● Exercise prompt: Check each line of the data for "труда" and select those that have it.

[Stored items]

::::

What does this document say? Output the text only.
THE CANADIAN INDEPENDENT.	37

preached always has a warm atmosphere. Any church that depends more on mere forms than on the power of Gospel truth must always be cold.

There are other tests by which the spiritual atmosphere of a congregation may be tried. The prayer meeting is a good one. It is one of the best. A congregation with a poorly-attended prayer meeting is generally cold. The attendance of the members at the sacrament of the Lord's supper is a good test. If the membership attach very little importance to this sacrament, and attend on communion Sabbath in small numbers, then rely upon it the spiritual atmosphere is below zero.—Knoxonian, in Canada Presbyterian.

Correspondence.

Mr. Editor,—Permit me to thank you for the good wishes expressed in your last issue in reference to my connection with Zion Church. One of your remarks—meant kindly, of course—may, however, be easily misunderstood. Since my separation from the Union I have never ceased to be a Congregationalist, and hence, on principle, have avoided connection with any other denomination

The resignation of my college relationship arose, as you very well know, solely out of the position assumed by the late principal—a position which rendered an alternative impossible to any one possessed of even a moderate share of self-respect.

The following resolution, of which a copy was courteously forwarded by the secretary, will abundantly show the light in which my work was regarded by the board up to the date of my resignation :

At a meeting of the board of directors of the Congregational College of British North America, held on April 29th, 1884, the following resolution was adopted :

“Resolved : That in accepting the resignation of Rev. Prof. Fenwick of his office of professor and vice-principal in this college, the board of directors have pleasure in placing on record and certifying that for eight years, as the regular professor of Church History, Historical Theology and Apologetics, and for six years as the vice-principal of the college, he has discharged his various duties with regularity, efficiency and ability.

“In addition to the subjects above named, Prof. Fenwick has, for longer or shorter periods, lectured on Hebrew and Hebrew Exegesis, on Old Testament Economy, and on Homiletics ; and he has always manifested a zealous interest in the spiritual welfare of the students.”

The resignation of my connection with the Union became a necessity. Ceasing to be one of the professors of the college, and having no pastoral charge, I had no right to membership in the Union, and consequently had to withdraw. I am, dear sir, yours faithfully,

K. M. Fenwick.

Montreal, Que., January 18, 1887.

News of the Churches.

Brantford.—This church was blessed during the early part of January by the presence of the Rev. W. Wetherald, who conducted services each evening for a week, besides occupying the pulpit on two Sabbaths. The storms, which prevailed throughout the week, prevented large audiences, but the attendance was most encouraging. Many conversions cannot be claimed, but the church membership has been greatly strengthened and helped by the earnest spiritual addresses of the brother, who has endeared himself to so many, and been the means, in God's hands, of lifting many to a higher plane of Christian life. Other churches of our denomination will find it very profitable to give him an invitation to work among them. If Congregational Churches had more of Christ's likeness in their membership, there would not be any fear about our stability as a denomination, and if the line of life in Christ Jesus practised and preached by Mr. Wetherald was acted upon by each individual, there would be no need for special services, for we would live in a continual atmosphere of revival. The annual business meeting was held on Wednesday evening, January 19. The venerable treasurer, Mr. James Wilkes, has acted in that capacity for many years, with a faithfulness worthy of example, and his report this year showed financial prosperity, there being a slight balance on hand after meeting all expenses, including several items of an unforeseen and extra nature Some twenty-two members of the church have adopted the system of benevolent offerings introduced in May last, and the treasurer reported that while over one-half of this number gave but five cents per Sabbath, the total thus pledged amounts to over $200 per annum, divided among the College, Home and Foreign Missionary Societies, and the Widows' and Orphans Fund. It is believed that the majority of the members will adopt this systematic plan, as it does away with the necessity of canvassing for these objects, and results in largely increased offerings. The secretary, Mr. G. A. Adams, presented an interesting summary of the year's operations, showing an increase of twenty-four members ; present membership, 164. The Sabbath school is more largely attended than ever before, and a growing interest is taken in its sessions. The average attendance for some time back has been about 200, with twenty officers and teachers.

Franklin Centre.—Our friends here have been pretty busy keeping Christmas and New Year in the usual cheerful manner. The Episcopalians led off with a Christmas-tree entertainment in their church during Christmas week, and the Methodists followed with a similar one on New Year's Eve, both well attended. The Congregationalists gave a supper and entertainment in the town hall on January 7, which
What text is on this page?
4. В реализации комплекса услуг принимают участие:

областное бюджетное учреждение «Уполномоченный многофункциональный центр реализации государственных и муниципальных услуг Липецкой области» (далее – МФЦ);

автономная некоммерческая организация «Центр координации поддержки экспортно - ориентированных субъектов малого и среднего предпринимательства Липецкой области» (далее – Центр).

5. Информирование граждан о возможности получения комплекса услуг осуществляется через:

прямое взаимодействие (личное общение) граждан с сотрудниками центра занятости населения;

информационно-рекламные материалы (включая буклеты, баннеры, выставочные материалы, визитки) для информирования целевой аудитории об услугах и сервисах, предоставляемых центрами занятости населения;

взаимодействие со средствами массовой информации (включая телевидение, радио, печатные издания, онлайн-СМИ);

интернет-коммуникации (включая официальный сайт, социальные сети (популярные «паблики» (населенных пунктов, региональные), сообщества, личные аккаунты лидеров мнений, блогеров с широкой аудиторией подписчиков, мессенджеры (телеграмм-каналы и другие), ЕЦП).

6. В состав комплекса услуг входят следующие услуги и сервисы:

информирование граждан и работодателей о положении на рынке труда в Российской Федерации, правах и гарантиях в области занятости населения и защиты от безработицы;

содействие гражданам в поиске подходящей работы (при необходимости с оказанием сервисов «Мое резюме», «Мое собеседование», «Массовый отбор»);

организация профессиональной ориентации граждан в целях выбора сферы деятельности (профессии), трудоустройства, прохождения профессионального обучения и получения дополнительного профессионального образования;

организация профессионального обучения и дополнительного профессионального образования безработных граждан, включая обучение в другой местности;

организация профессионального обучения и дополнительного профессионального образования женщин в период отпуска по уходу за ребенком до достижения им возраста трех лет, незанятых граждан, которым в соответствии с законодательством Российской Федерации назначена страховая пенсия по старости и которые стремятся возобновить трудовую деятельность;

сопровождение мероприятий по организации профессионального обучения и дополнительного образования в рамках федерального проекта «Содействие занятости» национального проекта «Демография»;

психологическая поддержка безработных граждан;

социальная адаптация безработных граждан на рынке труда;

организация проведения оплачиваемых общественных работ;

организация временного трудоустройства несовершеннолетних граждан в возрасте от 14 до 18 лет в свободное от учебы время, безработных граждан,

::::

● Output:
информирование граждан и работодателей о положении на рынке труда в Российской Федерации, правах и гарантиях в области занятости населения и защиты от безработицы;
социальная адаптация безработных граждан на рынке труда;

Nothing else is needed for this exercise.